#### SUPPLIED TEXT

In doctor’s defense, when my wife was pregnant we researched it and presented some ideas to her doctor who replied — I don’t care what they do in Belgium, this is the best procedure…
Editor
June 16, 2012
Reblogged this on Health Care Social Media Monitor and commented:
An important point of discussion
Marie Ennis-O'Connor (@JBBC)
June 16, 2012
The timing on this post couldn’t be better! I was having this very same discussion with some folks who teach in medical education yesterday. I am going to peruse this research carefully to see if I can come to a closer understanding of why
candidaabrahamson
June 16, 2012
Please share, Marie. There seems to be a significant amount of foot-dragging, and there must be more reasons than what I addressed–doctors are usually a reasonable and tech-savvy bunch. Glad the timing worked out! Best, Candida
NZ Cate
June 17, 2012
I know I’m taking the lighter side of this but:
1. My doctor has a groan written all over his face if I dare to mention any 21st century technology. I’m learning not to bother. LOL
2. The problem you have is clearly that of being a mother. You have to keep paying attention to your daughter. You simply are not allowed to walk away. LOL
3. Sleeping with your iphone? I think I’ll stick to my teddy bear. LOL
candidaabrahamson
June 17, 2012
Very cute-although it makes me wonder if your doctor isn’t rounding the corner to 150 years of age. No? And yes-the issue is, as you say, that I truly care, which gets me stuck with all sorts
of tasks. But there are doctors who truly care, too, many of them. I’m wondering how they’re navigating the line between compassion and greater access. (Oh–
and don’t even try to take away my daughter’s high -tech sleeping buddy. People have killed for less!:)
sanford finkel
June 24, 2012
This blog focuses on the future, as well as physicians’ “resistance”. It is a thought-provoking article and an important one.
As a physician, I have another perspective as to why this may be a problem.

########
#### PROVIDED DATA

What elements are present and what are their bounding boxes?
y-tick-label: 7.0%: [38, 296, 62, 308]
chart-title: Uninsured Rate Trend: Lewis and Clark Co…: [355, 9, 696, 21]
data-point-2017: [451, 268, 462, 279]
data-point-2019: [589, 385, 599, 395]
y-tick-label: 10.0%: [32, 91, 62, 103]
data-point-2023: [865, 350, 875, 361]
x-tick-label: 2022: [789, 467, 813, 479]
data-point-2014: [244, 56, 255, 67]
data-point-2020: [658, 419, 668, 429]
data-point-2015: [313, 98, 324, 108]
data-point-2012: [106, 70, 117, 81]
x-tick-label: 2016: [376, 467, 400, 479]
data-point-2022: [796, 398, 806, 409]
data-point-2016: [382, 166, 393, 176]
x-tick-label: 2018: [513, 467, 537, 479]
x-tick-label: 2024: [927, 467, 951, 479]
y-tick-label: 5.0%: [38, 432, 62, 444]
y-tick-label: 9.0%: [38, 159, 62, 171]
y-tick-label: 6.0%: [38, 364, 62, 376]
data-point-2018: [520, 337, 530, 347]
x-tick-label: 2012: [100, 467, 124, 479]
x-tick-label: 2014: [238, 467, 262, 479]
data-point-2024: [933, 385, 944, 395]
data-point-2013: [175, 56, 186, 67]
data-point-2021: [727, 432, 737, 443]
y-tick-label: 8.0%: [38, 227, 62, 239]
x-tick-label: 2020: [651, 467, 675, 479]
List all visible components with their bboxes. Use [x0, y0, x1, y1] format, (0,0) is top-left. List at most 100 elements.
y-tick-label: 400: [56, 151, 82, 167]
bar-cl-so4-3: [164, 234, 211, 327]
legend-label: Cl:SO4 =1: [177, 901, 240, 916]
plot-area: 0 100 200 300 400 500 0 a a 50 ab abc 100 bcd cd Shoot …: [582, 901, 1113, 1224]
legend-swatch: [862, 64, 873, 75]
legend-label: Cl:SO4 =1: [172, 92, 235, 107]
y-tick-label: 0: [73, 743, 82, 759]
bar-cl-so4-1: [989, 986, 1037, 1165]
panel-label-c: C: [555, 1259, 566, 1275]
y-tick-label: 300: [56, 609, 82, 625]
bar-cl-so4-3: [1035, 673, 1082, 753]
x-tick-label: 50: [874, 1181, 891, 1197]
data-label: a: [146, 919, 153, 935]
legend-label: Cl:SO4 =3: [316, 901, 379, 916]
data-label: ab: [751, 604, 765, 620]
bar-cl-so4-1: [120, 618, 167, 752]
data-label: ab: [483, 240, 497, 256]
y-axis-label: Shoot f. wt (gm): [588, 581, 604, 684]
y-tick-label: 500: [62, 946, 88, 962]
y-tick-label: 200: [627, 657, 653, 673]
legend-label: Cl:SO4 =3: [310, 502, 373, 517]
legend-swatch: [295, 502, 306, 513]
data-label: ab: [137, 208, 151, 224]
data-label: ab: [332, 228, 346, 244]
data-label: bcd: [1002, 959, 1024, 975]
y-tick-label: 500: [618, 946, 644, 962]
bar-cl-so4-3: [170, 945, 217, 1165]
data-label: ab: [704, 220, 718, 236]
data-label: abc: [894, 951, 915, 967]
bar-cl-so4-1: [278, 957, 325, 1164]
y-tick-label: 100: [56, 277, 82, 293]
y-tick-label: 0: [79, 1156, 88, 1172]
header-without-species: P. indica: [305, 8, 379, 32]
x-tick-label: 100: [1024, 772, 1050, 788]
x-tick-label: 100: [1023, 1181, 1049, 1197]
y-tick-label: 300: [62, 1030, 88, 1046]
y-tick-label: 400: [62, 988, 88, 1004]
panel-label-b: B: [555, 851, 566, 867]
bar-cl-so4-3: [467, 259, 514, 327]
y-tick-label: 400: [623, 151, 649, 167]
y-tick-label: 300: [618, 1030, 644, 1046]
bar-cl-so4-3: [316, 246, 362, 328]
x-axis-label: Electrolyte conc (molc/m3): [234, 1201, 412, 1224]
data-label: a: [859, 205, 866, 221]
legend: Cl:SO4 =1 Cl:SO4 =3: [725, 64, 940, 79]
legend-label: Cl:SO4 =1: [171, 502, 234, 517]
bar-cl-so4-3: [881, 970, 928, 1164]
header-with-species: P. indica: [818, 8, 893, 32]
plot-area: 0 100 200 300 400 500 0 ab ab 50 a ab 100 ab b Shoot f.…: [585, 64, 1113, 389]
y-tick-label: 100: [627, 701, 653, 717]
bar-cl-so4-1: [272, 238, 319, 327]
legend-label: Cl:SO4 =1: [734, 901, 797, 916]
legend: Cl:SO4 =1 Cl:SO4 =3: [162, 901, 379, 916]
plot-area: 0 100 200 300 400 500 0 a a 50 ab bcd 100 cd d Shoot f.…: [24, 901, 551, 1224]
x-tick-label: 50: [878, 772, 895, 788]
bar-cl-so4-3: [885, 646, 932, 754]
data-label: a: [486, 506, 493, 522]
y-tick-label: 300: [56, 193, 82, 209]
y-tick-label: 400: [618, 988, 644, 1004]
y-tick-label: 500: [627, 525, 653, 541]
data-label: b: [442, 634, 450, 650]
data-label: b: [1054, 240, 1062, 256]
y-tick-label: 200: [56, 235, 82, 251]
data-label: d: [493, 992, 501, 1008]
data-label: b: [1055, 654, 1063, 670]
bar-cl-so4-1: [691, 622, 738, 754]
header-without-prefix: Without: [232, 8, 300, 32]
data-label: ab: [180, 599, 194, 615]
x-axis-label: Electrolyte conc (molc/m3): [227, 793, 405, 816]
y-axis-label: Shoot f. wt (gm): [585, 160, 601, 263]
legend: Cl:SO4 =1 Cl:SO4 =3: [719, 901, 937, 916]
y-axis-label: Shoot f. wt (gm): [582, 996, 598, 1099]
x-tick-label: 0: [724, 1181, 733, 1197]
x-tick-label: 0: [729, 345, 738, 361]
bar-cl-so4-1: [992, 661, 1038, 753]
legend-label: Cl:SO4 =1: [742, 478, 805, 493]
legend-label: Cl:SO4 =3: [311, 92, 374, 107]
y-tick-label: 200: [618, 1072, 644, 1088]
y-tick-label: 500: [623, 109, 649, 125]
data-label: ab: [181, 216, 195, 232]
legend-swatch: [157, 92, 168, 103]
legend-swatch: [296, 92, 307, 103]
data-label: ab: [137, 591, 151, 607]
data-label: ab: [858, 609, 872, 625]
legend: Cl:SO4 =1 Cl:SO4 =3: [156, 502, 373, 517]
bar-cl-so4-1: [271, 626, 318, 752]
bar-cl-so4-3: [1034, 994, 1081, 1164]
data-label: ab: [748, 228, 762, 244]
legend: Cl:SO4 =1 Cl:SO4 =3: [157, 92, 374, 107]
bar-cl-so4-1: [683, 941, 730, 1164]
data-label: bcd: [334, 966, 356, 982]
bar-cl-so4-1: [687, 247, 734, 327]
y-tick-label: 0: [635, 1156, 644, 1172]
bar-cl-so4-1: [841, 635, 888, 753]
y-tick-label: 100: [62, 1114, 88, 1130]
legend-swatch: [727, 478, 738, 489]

########

• [REQUIRED ACTIONS]
1/ Answer these questions about the comment thread on doctors and technology:
(a) Which country did the doctor mention when dismissing the ideas the couple presented?
(b) What does NZ Cate say she will stick to instead of sleeping with an iPhone?
(c) What profession does sanford finkel say he has?
2/ Extend the comment thread on doctors and technology, starting right after its final sentence.
The data records have no role in any of this work.

• [RESPONSES PER TASK]
1/
(a) Belgium
(b) Her teddy bear
(c) Physician

2/
First of all, the amount of information availble on the Internet is so vast and explodes every day. How does anyone–patient, physician, family member-know which sites are the most reliable? Sometimes highly respected sites have different information and perspectives on the same subject.
Secondly, although consumerism is of vital importance and must be supported, patients still have not been medically trained. Their understanding of the data may be erroneous, even if the information and data are accurate. I have had patients refuse solidly supported treatment on the basis of some remote site that appears to me to be more political than clinical or scientific. As a result, some patients may exercise their right to determine their health care, but at terrible physical and mental expense.
Finally, increasing amounts of time with patients are being spent on going over this information. Although it is desirable to have patients ask questions and have their concerns addressed, sometimes more time is spent on these matters than on viable options for good treatment.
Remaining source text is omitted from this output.